INSTRUCTION:
Extract from the listing each line in which the word "TradingView" appears.

==========

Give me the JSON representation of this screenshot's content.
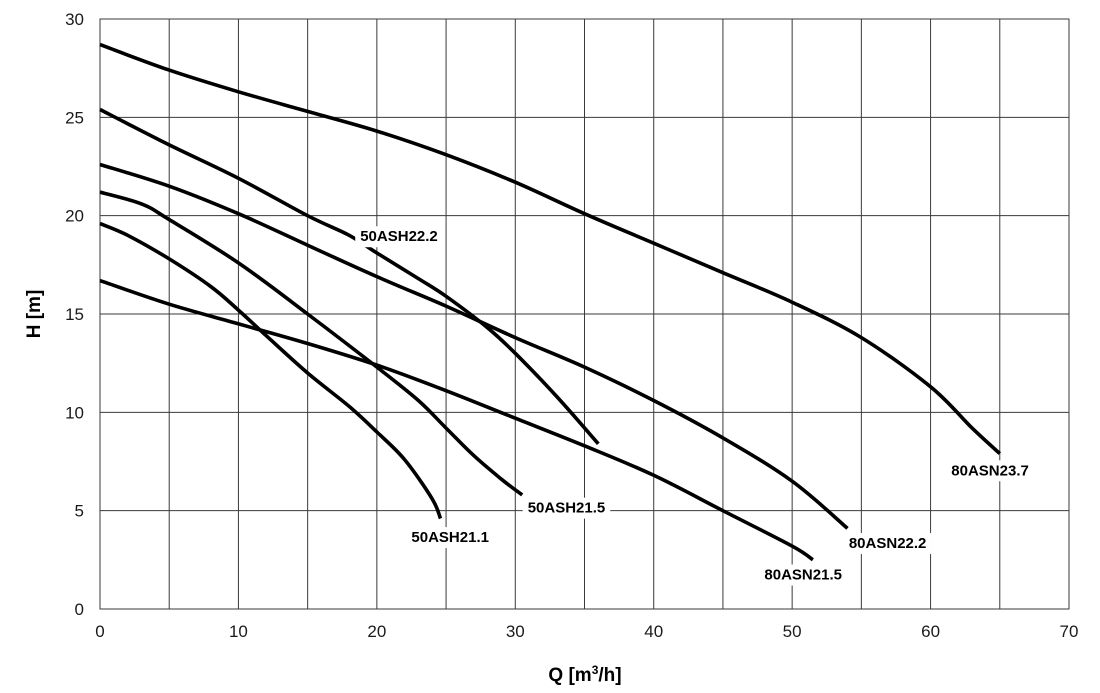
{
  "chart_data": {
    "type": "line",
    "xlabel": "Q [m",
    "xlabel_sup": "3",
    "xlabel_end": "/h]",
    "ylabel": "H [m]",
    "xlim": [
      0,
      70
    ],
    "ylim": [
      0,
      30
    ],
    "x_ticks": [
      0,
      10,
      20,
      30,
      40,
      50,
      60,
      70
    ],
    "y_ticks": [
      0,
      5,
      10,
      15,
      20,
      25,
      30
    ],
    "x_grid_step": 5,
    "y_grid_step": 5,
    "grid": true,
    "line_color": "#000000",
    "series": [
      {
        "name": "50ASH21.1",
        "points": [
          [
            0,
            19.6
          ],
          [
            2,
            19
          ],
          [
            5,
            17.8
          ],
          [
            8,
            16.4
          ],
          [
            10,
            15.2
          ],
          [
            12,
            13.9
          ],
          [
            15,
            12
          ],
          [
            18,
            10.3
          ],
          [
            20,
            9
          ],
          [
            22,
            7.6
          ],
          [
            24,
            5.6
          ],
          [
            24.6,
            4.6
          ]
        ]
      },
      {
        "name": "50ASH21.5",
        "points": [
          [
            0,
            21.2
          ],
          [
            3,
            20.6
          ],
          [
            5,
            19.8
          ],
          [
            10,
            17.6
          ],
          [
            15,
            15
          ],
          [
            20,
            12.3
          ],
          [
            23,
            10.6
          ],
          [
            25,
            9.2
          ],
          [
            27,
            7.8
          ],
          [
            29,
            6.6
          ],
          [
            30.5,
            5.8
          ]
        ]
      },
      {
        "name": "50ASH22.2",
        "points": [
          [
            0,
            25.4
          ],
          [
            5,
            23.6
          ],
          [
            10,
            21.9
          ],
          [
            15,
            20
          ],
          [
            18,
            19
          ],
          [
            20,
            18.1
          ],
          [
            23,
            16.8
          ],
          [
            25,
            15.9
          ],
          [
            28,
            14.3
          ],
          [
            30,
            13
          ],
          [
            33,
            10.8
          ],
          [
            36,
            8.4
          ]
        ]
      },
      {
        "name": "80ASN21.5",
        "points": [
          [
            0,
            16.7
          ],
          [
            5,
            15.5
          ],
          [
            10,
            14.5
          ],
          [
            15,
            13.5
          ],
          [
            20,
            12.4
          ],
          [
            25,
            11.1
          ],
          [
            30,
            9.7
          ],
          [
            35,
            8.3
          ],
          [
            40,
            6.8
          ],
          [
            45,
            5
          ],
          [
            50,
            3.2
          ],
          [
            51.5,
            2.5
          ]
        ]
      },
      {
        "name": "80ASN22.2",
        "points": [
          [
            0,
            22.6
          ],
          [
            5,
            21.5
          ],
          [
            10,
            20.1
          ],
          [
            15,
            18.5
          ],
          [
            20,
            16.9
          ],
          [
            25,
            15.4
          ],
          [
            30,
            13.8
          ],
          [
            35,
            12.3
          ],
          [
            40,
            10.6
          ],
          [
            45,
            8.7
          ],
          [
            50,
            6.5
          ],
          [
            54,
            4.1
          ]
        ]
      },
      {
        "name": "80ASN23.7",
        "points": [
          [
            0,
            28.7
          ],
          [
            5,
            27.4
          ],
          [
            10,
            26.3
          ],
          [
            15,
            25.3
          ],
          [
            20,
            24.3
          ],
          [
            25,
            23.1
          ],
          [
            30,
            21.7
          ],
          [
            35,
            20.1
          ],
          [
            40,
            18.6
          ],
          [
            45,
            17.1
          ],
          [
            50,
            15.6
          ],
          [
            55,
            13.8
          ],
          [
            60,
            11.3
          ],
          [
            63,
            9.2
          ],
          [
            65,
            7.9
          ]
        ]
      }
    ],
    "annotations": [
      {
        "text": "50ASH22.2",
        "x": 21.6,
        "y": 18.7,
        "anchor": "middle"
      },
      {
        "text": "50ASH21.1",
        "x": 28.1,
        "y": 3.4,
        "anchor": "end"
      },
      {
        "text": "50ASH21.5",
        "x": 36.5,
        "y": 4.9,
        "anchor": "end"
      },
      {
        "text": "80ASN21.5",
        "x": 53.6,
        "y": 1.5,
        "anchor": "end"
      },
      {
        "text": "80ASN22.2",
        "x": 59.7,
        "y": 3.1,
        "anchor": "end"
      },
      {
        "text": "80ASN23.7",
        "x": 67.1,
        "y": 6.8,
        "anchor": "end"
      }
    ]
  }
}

==========

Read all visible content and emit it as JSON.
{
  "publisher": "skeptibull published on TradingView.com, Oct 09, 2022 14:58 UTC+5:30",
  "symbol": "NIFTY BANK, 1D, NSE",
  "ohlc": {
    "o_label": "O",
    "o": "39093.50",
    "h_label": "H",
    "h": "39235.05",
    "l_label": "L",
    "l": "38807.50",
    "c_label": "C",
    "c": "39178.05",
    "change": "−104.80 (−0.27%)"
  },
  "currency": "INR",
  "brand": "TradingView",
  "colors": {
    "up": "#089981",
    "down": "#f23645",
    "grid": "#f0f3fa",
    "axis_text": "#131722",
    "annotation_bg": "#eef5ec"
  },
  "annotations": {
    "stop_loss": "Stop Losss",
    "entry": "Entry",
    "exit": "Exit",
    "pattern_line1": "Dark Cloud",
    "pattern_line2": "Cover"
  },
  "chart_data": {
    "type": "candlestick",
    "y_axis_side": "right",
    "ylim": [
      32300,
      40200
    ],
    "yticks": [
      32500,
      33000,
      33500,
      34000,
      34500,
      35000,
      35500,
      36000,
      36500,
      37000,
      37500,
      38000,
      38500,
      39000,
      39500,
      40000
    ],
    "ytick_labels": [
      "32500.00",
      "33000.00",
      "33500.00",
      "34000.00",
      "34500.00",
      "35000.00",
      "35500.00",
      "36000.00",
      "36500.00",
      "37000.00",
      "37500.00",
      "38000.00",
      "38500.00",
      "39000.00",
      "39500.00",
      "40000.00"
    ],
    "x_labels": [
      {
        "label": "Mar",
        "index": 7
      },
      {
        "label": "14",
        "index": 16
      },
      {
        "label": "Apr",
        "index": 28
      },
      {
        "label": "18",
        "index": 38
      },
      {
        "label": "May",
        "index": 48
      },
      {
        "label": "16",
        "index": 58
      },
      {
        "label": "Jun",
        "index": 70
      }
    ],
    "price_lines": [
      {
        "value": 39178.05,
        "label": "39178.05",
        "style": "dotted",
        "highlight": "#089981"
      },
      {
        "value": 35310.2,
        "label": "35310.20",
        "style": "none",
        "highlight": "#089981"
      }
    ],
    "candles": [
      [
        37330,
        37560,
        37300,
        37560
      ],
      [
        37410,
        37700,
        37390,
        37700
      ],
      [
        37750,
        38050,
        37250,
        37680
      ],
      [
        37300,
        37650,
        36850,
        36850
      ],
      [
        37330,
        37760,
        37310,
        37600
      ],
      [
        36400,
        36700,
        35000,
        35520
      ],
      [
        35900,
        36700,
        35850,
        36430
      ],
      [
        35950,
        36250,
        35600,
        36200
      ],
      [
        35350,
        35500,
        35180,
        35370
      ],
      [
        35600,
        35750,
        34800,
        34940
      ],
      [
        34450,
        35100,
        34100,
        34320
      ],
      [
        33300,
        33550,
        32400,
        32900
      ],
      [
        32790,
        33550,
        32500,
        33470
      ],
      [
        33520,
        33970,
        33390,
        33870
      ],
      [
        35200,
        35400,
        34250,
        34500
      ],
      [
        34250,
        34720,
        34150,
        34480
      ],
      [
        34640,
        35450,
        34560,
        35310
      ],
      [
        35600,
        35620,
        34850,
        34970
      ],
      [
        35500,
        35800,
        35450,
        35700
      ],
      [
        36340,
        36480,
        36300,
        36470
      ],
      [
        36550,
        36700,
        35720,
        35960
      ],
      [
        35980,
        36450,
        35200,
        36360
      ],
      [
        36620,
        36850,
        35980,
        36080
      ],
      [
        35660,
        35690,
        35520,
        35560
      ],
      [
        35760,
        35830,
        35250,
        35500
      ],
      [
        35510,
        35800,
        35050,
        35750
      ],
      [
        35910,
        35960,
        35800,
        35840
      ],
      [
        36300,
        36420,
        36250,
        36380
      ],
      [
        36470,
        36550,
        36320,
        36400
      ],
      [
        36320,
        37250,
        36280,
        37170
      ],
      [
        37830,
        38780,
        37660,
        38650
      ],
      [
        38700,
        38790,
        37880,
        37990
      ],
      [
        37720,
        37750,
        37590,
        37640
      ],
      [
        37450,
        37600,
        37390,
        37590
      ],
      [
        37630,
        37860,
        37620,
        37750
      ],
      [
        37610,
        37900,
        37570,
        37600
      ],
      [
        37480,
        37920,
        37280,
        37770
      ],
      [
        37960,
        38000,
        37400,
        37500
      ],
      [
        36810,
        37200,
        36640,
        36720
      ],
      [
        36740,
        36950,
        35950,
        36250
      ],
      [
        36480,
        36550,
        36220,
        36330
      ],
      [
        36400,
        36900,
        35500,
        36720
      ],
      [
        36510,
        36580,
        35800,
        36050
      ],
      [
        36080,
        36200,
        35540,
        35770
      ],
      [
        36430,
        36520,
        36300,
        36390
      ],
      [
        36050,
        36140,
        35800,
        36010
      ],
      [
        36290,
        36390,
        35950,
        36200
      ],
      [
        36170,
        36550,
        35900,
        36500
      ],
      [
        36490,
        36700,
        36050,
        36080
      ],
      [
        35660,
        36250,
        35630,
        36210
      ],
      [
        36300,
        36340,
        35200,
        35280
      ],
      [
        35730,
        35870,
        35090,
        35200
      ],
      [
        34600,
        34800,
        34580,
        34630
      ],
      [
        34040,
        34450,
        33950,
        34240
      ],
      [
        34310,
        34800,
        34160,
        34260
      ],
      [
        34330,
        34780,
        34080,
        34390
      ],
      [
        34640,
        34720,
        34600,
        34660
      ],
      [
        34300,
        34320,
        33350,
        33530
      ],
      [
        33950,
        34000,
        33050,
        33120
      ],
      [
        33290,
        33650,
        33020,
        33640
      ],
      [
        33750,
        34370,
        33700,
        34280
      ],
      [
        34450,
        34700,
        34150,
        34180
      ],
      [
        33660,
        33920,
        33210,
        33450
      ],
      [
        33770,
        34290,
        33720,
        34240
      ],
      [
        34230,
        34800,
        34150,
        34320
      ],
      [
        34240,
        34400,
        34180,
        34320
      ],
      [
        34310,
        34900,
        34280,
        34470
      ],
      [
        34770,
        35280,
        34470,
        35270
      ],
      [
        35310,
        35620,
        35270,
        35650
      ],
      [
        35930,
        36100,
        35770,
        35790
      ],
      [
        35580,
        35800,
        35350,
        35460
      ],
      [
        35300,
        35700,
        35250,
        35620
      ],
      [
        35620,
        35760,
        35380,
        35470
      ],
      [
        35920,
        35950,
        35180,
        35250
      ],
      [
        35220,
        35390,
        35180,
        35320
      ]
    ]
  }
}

==========

TASK OUTPUT:
  "publisher": "skeptibull published on TradingView.com, Oct 09, 2022 14:58 UTC+5:30",
  "brand": "TradingView",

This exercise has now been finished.